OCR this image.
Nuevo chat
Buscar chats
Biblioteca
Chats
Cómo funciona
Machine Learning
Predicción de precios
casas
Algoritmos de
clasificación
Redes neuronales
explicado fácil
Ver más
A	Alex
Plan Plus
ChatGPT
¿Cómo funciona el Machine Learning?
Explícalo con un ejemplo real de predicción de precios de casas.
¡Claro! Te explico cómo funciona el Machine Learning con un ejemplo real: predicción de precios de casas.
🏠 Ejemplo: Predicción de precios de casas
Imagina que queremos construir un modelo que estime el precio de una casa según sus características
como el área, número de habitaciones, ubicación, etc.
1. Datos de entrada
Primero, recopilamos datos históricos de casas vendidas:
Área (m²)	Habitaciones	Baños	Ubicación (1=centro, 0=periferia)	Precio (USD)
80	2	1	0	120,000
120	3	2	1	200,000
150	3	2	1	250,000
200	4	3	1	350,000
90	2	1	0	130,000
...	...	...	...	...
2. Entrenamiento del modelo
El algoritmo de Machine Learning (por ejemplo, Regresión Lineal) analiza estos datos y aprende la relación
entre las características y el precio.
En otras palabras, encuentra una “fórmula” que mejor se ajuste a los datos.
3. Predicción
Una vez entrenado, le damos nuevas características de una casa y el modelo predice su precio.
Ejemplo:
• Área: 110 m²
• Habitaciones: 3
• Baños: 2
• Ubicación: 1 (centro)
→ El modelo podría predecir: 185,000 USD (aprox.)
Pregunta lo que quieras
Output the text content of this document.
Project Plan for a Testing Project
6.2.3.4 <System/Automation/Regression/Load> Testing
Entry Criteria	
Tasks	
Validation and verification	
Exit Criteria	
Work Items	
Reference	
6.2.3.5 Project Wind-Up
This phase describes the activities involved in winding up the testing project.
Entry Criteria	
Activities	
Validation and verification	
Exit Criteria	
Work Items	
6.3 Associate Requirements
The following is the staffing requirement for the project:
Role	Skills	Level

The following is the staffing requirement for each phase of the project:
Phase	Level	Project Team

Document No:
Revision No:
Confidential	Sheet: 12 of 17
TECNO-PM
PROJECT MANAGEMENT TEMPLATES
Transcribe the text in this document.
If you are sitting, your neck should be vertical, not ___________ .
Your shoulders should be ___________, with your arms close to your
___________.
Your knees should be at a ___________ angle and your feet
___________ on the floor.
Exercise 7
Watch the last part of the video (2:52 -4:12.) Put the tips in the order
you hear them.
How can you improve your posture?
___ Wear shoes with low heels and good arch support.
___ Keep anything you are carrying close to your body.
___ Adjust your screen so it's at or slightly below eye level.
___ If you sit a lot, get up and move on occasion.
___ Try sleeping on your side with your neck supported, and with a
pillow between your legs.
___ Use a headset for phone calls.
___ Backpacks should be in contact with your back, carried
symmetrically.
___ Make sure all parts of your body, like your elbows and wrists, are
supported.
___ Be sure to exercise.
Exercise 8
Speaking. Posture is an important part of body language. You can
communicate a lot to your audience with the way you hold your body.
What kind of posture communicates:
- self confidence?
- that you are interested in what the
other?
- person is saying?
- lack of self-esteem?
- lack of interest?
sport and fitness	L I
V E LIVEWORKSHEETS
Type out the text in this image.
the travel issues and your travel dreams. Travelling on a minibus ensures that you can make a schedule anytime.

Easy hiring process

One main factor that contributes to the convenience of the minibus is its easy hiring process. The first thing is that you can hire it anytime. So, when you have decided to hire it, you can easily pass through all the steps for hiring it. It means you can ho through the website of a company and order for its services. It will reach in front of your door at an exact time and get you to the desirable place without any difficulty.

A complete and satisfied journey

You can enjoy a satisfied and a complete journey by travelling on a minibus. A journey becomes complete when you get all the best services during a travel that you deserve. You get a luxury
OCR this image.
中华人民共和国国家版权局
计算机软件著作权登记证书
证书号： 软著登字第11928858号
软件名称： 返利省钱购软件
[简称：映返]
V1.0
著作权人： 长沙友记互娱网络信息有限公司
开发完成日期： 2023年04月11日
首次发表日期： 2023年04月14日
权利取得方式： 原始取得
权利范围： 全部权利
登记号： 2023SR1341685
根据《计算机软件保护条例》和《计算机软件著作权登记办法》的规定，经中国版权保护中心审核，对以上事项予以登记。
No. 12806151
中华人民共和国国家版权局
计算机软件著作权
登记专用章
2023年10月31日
************
§ **SHORT EXERCISE**: Look through the entries above and report each line where the string "that" occurs.

§ **THE OUTPUT**:
- that you are interested in what the
the travel issues and your travel dreams. Travelling on a minibus ensures that you can make a schedule anytime.
One main factor that contributes to the convenience of the minibus is its easy hiring process. The first thing is that you can hire it anytime. So, when you have decided to hire it, you can easily pass through all the steps for hiring it. It means you can ho through the website of a company and order for its services. It will reach in front of your door at an exact time and get you to the desirable place without any difficulty.
You can enjoy a satisfied and a complete journey by travelling on a minibus. A journey becomes complete when you get all the best services during a travel that you deserve. You get a luxury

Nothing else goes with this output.